## DATA SHOWN
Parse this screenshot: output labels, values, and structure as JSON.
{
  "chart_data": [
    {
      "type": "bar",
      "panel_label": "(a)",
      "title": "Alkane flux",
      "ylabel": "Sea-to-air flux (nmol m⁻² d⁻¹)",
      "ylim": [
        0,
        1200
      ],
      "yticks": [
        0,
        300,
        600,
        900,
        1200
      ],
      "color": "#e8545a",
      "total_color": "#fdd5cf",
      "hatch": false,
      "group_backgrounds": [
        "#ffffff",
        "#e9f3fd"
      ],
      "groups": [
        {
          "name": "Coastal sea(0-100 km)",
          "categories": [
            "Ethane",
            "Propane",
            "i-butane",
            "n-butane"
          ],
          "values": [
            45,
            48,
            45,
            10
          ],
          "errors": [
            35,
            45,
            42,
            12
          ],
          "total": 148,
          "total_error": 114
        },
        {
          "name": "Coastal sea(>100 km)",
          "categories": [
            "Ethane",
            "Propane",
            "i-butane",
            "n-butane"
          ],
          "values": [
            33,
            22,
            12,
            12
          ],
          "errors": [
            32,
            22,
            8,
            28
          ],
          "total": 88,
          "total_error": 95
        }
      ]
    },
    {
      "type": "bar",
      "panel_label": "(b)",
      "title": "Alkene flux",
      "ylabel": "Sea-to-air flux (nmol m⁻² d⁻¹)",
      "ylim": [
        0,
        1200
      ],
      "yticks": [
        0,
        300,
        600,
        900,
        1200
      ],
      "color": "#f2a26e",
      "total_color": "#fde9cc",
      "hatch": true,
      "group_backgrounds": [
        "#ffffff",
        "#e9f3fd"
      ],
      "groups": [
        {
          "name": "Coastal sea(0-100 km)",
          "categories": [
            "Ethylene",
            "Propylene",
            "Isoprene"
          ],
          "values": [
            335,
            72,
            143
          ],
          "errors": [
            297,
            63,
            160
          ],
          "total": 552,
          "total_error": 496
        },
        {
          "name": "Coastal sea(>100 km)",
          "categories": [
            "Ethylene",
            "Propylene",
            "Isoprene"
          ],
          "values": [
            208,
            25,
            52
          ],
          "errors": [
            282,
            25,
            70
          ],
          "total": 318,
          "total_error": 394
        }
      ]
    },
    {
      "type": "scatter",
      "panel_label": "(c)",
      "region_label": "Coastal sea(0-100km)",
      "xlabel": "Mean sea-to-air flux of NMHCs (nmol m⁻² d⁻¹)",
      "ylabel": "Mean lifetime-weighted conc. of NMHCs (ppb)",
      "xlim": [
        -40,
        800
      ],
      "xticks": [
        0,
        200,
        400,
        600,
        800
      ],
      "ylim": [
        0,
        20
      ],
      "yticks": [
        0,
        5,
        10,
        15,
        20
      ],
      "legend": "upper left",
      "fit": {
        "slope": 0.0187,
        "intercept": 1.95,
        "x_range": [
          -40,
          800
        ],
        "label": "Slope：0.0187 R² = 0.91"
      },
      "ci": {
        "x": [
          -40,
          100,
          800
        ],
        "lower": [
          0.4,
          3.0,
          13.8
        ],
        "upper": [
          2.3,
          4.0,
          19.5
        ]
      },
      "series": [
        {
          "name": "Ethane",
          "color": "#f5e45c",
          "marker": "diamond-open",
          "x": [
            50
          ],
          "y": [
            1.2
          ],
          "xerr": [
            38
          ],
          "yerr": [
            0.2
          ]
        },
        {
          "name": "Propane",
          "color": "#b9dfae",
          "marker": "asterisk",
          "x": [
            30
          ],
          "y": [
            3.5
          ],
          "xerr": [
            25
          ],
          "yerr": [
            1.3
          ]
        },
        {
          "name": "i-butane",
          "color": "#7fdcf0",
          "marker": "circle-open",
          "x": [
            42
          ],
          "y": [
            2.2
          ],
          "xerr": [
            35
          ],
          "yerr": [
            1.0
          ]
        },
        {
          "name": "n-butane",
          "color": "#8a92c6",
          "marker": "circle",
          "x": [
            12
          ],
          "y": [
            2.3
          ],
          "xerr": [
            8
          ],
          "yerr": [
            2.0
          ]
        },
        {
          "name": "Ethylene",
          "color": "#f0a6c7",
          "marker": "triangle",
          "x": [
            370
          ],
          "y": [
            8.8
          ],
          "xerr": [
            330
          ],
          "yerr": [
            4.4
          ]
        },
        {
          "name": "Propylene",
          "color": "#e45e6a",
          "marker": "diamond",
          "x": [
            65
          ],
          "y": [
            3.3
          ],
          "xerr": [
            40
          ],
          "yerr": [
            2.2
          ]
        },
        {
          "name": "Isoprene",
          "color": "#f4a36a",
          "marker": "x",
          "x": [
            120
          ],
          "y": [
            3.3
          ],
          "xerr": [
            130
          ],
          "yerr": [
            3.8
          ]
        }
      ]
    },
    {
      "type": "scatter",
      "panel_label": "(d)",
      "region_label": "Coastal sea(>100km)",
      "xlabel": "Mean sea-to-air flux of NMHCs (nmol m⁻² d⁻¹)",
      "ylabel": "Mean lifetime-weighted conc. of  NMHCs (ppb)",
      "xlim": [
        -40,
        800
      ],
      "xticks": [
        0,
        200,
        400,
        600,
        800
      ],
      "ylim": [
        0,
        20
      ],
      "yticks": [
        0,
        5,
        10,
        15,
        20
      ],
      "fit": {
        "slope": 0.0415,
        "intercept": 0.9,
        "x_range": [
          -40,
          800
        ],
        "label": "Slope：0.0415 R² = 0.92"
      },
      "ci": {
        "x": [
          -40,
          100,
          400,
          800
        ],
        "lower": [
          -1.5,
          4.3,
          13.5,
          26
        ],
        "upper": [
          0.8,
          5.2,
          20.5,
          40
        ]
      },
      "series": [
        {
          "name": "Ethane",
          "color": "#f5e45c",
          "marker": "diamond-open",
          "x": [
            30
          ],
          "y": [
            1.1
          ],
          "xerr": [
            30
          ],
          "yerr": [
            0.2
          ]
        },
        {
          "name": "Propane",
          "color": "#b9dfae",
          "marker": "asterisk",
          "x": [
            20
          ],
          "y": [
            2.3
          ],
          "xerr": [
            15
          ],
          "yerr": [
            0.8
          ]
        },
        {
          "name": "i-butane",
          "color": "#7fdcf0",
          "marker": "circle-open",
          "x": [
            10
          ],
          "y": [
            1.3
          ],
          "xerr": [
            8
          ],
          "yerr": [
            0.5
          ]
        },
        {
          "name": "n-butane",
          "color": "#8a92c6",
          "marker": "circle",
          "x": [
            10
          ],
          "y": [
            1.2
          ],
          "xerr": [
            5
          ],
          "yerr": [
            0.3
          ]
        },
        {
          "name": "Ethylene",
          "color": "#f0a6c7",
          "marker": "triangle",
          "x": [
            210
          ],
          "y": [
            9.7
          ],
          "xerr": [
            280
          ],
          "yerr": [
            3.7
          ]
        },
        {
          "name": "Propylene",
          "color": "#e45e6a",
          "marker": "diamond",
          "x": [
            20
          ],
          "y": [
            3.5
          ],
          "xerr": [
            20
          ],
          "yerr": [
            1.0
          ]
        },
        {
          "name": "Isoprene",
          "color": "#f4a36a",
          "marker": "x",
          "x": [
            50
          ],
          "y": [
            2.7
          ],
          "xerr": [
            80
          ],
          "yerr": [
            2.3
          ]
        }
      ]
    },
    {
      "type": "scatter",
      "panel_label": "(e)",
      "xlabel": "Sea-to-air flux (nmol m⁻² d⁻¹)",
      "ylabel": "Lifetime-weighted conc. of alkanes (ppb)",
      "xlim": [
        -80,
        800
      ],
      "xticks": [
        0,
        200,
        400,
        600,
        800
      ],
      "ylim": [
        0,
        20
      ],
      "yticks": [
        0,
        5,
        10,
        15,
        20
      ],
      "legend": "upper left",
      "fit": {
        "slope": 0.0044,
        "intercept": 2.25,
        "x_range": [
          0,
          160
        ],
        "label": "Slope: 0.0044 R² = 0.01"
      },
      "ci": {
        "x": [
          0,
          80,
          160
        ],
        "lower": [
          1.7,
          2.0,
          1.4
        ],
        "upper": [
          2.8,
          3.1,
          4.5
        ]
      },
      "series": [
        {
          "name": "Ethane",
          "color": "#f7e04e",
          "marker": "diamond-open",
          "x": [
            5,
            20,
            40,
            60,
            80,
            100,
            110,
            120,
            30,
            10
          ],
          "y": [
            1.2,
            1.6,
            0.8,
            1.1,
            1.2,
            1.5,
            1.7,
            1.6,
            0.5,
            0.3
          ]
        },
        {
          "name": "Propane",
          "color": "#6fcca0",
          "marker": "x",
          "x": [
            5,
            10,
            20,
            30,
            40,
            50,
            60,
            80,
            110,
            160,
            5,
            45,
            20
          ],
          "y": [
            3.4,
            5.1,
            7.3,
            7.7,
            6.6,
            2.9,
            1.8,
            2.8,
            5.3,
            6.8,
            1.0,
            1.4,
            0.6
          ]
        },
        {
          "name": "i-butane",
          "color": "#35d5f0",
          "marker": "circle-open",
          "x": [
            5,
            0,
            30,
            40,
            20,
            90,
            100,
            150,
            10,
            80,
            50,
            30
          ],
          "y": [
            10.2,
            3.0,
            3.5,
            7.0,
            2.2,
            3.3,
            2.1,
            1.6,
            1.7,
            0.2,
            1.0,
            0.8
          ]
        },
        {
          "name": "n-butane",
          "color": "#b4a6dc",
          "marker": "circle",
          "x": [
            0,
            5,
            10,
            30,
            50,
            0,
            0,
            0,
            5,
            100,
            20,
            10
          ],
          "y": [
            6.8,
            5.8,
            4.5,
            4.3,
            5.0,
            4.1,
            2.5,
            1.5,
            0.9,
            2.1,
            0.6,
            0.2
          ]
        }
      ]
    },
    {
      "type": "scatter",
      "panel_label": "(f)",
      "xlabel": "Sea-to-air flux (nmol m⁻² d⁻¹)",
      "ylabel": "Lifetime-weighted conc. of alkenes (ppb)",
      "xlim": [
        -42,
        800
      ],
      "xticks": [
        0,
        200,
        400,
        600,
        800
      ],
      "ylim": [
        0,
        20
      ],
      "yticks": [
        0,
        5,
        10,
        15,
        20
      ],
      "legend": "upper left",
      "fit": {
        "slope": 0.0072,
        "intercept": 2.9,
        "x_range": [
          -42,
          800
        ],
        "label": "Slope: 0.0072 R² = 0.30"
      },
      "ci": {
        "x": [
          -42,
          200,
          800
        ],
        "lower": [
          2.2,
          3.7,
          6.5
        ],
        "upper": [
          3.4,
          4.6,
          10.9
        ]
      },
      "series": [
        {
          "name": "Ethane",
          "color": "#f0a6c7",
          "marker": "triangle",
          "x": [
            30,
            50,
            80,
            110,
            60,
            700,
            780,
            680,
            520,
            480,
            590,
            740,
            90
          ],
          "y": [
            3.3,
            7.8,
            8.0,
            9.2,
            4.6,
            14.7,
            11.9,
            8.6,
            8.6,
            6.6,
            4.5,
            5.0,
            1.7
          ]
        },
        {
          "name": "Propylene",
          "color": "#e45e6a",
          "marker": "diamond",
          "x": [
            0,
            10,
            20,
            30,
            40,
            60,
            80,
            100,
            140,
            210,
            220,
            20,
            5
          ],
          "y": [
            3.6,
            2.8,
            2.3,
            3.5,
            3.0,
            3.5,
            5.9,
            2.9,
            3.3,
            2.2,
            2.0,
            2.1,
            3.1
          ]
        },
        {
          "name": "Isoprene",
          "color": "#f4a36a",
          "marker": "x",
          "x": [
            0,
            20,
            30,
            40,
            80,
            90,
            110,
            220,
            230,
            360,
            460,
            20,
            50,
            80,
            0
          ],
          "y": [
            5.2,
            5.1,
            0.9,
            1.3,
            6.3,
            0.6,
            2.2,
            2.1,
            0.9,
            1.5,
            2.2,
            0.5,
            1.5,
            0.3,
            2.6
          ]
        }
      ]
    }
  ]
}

## WHAT TO WORK ON
Copy each line that contains the word "Mean".

## RESULT OF THE EXERCISE
      "xlabel": "Mean sea-to-air flux of NMHCs (nmol m⁻² d⁻¹)",
      "ylabel": "Mean lifetime-weighted conc. of NMHCs (ppb)",
      "xlabel": "Mean sea-to-air flux of NMHCs (nmol m⁻² d⁻¹)",
      "ylabel": "Mean lifetime-weighted conc. of  NMHCs (ppb)",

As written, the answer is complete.